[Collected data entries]
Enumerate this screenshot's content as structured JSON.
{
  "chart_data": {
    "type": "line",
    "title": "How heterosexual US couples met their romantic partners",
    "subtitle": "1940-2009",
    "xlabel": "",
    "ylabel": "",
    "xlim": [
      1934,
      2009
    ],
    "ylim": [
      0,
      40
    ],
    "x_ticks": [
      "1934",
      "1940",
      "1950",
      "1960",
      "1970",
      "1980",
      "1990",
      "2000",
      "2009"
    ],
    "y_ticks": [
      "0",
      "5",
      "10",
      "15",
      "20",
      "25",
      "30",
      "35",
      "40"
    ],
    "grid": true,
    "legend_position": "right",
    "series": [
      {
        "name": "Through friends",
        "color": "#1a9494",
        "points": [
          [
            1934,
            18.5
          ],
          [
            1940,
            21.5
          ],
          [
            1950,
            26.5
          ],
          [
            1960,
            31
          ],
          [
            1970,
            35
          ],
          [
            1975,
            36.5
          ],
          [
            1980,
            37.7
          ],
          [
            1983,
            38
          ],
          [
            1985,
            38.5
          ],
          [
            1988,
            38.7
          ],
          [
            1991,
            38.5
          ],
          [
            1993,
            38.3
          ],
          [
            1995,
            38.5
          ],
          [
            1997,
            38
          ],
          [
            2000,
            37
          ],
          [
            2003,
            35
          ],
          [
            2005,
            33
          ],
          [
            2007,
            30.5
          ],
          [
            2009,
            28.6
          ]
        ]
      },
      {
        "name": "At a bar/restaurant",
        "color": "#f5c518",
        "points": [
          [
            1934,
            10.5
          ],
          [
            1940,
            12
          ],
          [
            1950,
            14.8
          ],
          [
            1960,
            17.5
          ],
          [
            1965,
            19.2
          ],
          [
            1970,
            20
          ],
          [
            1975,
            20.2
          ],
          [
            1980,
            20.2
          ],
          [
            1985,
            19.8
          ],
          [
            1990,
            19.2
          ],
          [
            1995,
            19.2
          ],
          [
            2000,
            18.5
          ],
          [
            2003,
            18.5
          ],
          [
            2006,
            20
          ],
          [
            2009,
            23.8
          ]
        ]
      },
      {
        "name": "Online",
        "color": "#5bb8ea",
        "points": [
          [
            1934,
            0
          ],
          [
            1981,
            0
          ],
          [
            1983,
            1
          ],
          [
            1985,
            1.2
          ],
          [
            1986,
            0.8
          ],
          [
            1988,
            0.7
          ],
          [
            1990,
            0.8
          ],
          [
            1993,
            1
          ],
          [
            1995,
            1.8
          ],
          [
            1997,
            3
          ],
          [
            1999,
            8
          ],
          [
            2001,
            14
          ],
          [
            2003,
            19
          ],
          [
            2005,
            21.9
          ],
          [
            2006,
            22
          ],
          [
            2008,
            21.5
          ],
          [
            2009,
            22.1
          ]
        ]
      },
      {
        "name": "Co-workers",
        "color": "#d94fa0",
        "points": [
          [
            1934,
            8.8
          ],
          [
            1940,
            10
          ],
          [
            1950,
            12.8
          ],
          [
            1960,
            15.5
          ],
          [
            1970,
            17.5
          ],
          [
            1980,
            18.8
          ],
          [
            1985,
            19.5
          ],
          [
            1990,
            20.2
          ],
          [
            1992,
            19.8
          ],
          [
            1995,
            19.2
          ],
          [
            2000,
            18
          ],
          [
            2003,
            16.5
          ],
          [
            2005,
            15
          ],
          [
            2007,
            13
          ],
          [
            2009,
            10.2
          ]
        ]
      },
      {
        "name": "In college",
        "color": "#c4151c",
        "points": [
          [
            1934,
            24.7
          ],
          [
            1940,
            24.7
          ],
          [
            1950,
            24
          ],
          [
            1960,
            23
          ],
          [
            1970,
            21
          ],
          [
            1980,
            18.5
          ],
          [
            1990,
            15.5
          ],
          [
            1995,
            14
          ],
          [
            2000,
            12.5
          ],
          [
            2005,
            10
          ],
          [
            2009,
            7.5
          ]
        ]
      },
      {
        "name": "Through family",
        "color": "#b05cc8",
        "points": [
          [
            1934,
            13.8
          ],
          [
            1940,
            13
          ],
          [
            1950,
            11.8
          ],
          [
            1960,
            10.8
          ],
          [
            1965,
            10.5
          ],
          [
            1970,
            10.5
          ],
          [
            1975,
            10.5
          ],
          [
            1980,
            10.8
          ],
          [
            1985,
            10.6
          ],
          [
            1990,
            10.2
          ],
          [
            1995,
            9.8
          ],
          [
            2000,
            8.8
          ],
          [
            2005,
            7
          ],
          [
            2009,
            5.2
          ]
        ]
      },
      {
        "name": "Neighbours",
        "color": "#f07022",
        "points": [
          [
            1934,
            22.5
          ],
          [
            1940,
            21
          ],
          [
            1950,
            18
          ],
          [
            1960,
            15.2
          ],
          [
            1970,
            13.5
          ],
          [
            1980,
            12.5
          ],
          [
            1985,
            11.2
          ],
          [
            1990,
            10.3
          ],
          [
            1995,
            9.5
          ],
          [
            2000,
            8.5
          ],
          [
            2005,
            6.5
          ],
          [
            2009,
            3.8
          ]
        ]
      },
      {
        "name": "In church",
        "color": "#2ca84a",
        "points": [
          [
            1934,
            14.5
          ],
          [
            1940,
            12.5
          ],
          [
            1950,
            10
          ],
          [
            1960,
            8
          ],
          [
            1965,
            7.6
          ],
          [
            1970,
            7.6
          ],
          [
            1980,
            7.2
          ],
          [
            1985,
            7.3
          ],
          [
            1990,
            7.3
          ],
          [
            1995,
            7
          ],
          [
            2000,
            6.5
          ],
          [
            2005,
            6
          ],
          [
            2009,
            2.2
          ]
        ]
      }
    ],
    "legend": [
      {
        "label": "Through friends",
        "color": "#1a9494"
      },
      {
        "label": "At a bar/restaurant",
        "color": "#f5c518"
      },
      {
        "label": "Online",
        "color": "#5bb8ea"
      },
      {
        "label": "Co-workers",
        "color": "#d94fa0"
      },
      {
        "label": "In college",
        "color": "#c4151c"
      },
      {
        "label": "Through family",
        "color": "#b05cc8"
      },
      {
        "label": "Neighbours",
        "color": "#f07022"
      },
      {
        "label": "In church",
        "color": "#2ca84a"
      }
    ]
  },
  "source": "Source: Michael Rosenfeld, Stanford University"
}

**AIM:**
Count the lines of the data that contain the string "name", and reply with that number alone.

**SOLUTION:**
8